Return, unchanged, the items starting with the line that contains "level-92-badge: 92.000 [1200,268,1237,282]" and going on through the line that contains "time-tick-label: 22 Feb", including both of those lines.

+++ DATA LISTING

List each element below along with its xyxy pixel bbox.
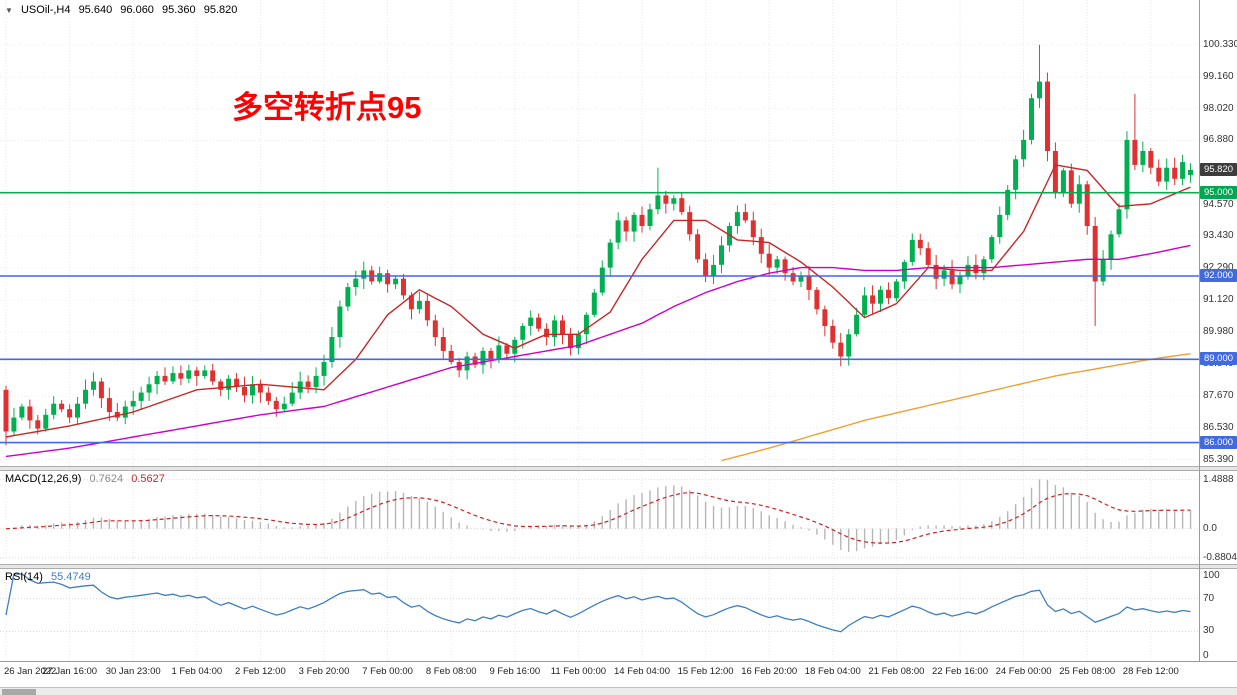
level-92-badge: 92.000 [1200,268,1237,282]
ma-fast-red [5,164,1191,438]
time-tick-label: 3 Feb 20:00 [298,666,350,677]
time-tick-label: 14 Feb 04:00 [614,666,670,677]
price-tick-label: 87.670 [1203,390,1234,402]
macd-indicator-label: MACD(12,26,9) [5,473,82,485]
rsi-tick-label: 0 [1203,650,1209,661]
macd-tick-label: -0.8804 [1203,551,1237,563]
time-tick-label: 27 Jan 16:00 [42,666,98,677]
price-tick-label: 86.530 [1203,421,1234,433]
time-tick-label: 22 Feb 16:00 [932,666,988,677]
price-axis: 100.330 99.160 98.020 96.880 94.570 93.430 92.… [1200,0,1237,661]
time-tick-label: 21 Feb 08:00 [868,666,925,677]
price-tick-label: 91.120 [1203,294,1234,306]
time-tick-label: 16 Feb 20:00 [741,666,798,677]
time-tick-label: 9 Feb 16:00 [489,666,541,677]
rsi-tick-label: 30 [1203,625,1215,637]
time-tick-label: 18 Feb 04:00 [804,666,861,677]
time-tick-label: 11 Feb 00:00 [550,666,607,677]
high-value: 96.060 [120,4,154,16]
low-value: 95.360 [162,4,196,16]
rsi-line [5,573,1191,633]
price-tick-label: 89.980 [1203,326,1234,338]
price-tick-label: 98.020 [1203,102,1234,114]
price-tick-label: 93.430 [1203,230,1234,242]
chart-header: ▼ USOil-,H4 95.640 96.060 95.360 95.820 [5,4,242,16]
time-tick-label: 7 Feb 00:00 [362,666,413,677]
grid [0,0,1199,661]
macd-signal-line [5,491,1191,544]
time-tick-label: 1 Feb 04:00 [171,666,223,677]
ma-slow-orange [721,353,1191,462]
time-tick-label: 24 Feb 00:00 [995,666,1052,677]
macd-tick-label: 0.0 [1203,522,1217,534]
open-value: 95.640 [78,4,113,16]
price-tick-label: 100.330 [1203,38,1237,50]
chart-annotation-text: 多空转折点95 [232,90,422,125]
time-tick-label: 25 Feb 08:00 [1059,666,1116,677]
level-86-badge: 86.000 [1200,435,1237,449]
time-tick-label: 8 Feb 08:00 [425,666,477,677]
close-value: 95.820 [203,4,238,16]
rsi-tick-label: 70 [1203,592,1215,604]
ma-mid-magenta [5,244,1191,458]
macd-tick-label: 1.4888 [1203,473,1234,485]
macd-signal-value: 0.5627 [131,473,165,485]
time-axis: 26 Jan 2022 27 Jan 16:00 30 Jan 23:00 1 Feb… [0,664,1237,686]
time-tick-label: 30 Jan 23:00 [105,666,161,677]
rsi-indicator-label: RSI(14) [5,571,43,583]
rsi-value: 55.4749 [50,571,91,583]
macd-histogram [13,479,1192,552]
level-95-badge: 95.000 [1200,185,1237,199]
scrollbar-thumb[interactable] [2,689,36,695]
candles [3,44,1193,446]
symbol-timeframe-label: USOil-,H4 [20,4,71,16]
time-tick-label: 2 Feb 12:00 [235,666,286,677]
time-tick-label: 15 Feb 12:00 [677,666,734,677]
price-tick-label: 94.570 [1203,198,1234,210]
macd-header: MACD(12,26,9) 0.7624 0.5627 [5,473,170,485]
horizontal-scrollbar[interactable] [0,687,1237,695]
price-tick-label: 99.160 [1203,71,1234,83]
time-tick-label: 28 Feb 12:00 [1122,666,1179,677]
time-tick-label: 26 Jan 2022 [4,666,57,677]
collapse-icon[interactable]: ▼ [5,6,13,15]
price-tick-label: 96.880 [1203,134,1234,146]
price-tick-label: 85.390 [1203,453,1234,465]
macd-main-value: 0.7624 [89,473,124,485]
level-89-badge: 89.000 [1200,352,1237,366]
rsi-tick-label: 100 [1203,570,1220,581]
price-tick-label: 92.290 [1203,261,1234,273]
current-price-badge: 95.820 [1200,162,1237,176]
rsi-header: RSI(14) 55.4749 [5,571,96,583]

++++++

SOLVED EXERCISE:
level-92-badge: 92.000 [1200,268,1237,282]
ma-fast-red [5,164,1191,438]
time-tick-label: 3 Feb 20:00 [298,666,350,677]
time-tick-label: 14 Feb 04:00 [614,666,670,677]
price-tick-label: 87.670 [1203,390,1234,402]
macd-indicator-label: MACD(12,26,9) [5,473,82,485]
rsi-tick-label: 0 [1203,650,1209,661]
macd-tick-label: -0.8804 [1203,551,1237,563]
time-tick-label: 27 Jan 16:00 [42,666,98,677]
price-tick-label: 86.530 [1203,421,1234,433]
time-tick-label: 22 Feb 16:00 [932,666,988,677]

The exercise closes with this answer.